───── TEXT BLOCK ─────
Nikkei report this week suggested that Apple was considering a delay to iPhone 12 production, meaning the company would no longer hit the usual September timing. But some iPhone suppliers say there is no sign of a delay, and specifically take issue with one of Nikkei’s claims.

Taiwanese printed circuit board (PCB) suppliers say that they continue to work to the original schedule, with no word from Apple on a possible delay …

Digitimes carries the report.

There has been speculation that Apple is looking to delay the launch of its next-generation iPhones due the impacts from the coronavirus pandemic, but its PCB suppliers say they have not received any notification from the client about delaying production for the 5G iPhone […]

Taiwan’s PCB makers in the supply chain of 5G iPhones have denied reports claiming they have been asked to postpone volume production by two months in line with a likely launch delay for Apple’s new-generation devices amid the coronavirus pandemic, according to industry sources.

It should be noted that the two reports are not necessarily contradictory. Nikkei said only that Apple was discussing the idea, not that any decision had been made.

Apple is preparing the ground to possibly delay the launch of its first 5G iPhones as the coronavirus pandemic threatens global demand and disrupts the company’s product development schedule, sources familiar with the matter have told the Nikkei Asian Review.

The Cupertino, California-based tech giant has held internal discussions on the possibility of delaying the launch by months, three people familiar with the matter said, while supply chain sources say practical hurdles could push back the release, originally scheduled for September.

Apple would obviously not inform suppliers until a decision has been made.

The Nikkei report itself contained contradictory claims, on the one hand stating:

Suppliers have not been officially notified of a possible change in the production timeline.

And on the other hand:

“We have been notified to start shipping in big volumes to meet Apple’s new product launch by the end of August, instead of like in previous years, when it would be sometime in June,” said a supplier of components related to printed circuit boards.

Today’s report specifically denies that second claim.

Personally, my money would be on a delay to iPhone 12 production and launch, for both supply and demand reasons.

Given the complexity of Apple’s supply-chain, it would only take a delay in one tiny component to put the schedule at risk. It would seem safer to delay now than risk a mess later.

On the demand side, signs are pointing to coronavirus lockdowns lasting months rather than weeks. The financial uncertainty that creates for consumers seems likely to severely dent sales prospects for an expensive piece of consumer electronics.
───── SOURCE MATERIAL ─────
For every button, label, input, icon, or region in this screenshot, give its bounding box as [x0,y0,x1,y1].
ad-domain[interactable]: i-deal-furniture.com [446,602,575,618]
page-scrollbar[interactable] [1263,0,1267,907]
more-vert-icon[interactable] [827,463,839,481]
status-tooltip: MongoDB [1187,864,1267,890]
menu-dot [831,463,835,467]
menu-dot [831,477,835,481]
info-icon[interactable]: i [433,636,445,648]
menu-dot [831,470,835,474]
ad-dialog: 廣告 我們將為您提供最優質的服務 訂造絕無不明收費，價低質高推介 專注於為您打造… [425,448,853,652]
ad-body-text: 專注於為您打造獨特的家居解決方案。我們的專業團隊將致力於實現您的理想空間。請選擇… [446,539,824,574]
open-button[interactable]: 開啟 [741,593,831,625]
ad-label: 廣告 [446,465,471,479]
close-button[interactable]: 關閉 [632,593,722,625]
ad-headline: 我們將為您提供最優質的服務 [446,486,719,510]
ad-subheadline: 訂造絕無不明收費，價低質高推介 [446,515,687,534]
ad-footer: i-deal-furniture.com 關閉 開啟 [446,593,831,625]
─────
» WHAT THIS EXERCISE ASKS
A) List every month named in the iPhone 12 delay article above.
B) Rewrite the paragraph of the iPhone 12 delay article beginning "The Cupertino, California-based tech giant" in one shorter sentence that keeps its main facts.

» RESPONSES BY TASK
A)
- September
- August
- June

B) Three sources say Apple has internally discussed delaying the launch by months, and supply chain sources say practical hurdles could push back the release originally planned for September.